Dataset extract:
--- start ---

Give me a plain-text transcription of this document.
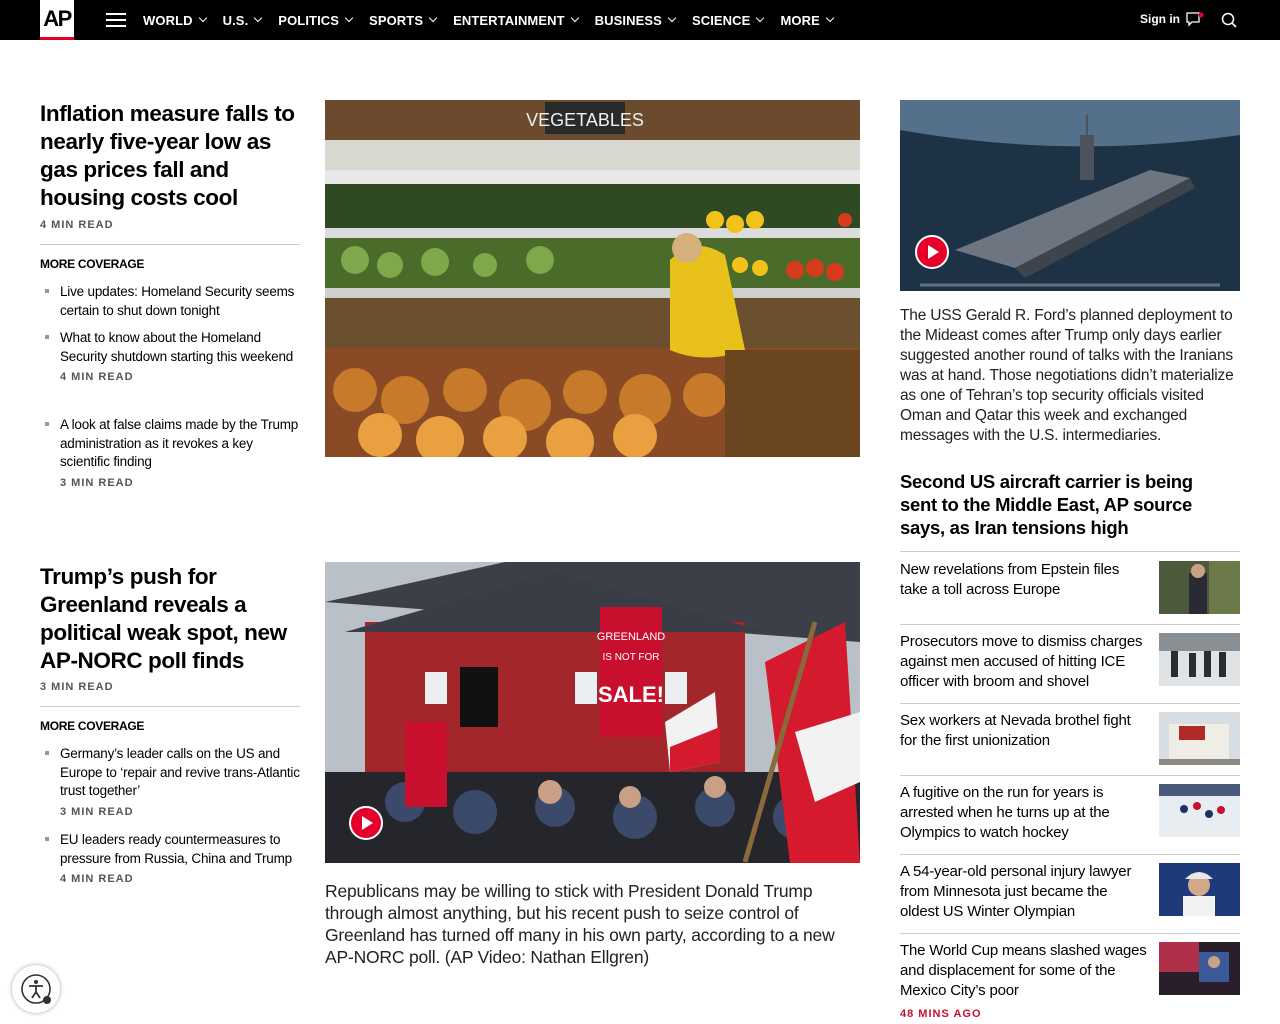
AP	WORLD U.S. POLITICS SPORTS ENTERTAINMENT BUSINESS SCIENCE MORE	Sign in
Inflation measure falls to nearly five-year low as gas prices fall and housing costs cool
4 MIN READ
MORE COVERAGE
Live updates: Homeland Security seems certain to shut down tonight
What to know about the Homeland Security shutdown starting this weekend
4 MIN READ
A look at false claims made by the Trump administration as it revokes a key scientific finding
3 MIN READ
VEGETABLES
Trump’s push for Greenland reveals a political weak spot, new AP-NORC poll finds
3 MIN READ
MORE COVERAGE
Germany’s leader calls on the US and Europe to ‘repair and revive trans-Atlantic trust together’
3 MIN READ
EU leaders ready countermeasures to pressure from Russia, China and Trump
4 MIN READ
GREENLAND
IS NOT FOR
SALE!
Republicans may be willing to stick with President Donald Trump through almost anything, but his recent push to seize control of Greenland has turned off many in his own party, according to a new AP-NORC poll. (AP Video: Nathan Ellgren)
The USS Gerald R. Ford’s planned deployment to the Mideast comes after Trump only days earlier suggested another round of talks with the Iranians was at hand. Those negotiations didn’t materialize as one of Tehran’s top security officials visited Oman and Qatar this week and exchanged messages with the U.S. intermediaries.
Second US aircraft carrier is being sent to the Middle East, AP source says, as Iran tensions high
New revelations from Epstein files take a toll across Europe
Prosecutors move to dismiss charges against men accused of hitting ICE officer with broom and shovel
Sex workers at Nevada brothel fight for the first unionization
A fugitive on the run for years is arrested when he turns up at the Olympics to watch hockey
A 54-year-old personal injury lawyer from Minnesota just became the oldest US Winter Olympian
The World Cup means slashed wages and displacement for some of the Mexico City’s poor
48 MINS AGO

--- end ---

Written instruction: Exact duplication of all the records is required; pictures are omitted from the copy.

Answer to this task:
Give me a plain-text transcription of this document.
AP	WORLD U.S. POLITICS SPORTS ENTERTAINMENT BUSINESS SCIENCE MORE	Sign in
Inflation measure falls to nearly five-year low as gas prices fall and housing costs cool
4 MIN READ
MORE COVERAGE
Live updates: Homeland Security seems certain to shut down tonight
What to know about the Homeland Security shutdown starting this weekend
4 MIN READ
A look at false claims made by the Trump administration as it revokes a key scientific finding
3 MIN READ
VEGETABLES
Trump’s push for Greenland reveals a political weak spot, new AP-NORC poll finds
3 MIN READ
MORE COVERAGE
Germany’s leader calls on the US and Europe to ‘repair and revive trans-Atlantic trust together’
3 MIN READ
EU leaders ready countermeasures to pressure from Russia, China and Trump
4 MIN READ
GREENLAND
IS NOT FOR
SALE!
Republicans may be willing to stick with President Donald Trump through almost anything, but his recent push to seize control of Greenland has turned off many in his own party, according to a new AP-NORC poll. (AP Video: Nathan Ellgren)
The USS Gerald R. Ford’s planned deployment to the Mideast comes after Trump only days earlier suggested another round of talks with the Iranians was at hand. Those negotiations didn’t materialize as one of Tehran’s top security officials visited Oman and Qatar this week and exchanged messages with the U.S. intermediaries.
Second US aircraft carrier is being sent to the Middle East, AP source says, as Iran tensions high
New revelations from Epstein files take a toll across Europe
Prosecutors move to dismiss charges against men accused of hitting ICE officer with broom and shovel
Sex workers at Nevada brothel fight for the first unionization
A fugitive on the run for years is arrested when he turns up at the Olympics to watch hockey
A 54-year-old personal injury lawyer from Minnesota just became the oldest US Winter Olympian
The World Cup means slashed wages and displacement for some of the Mexico City’s poor
48 MINS AGO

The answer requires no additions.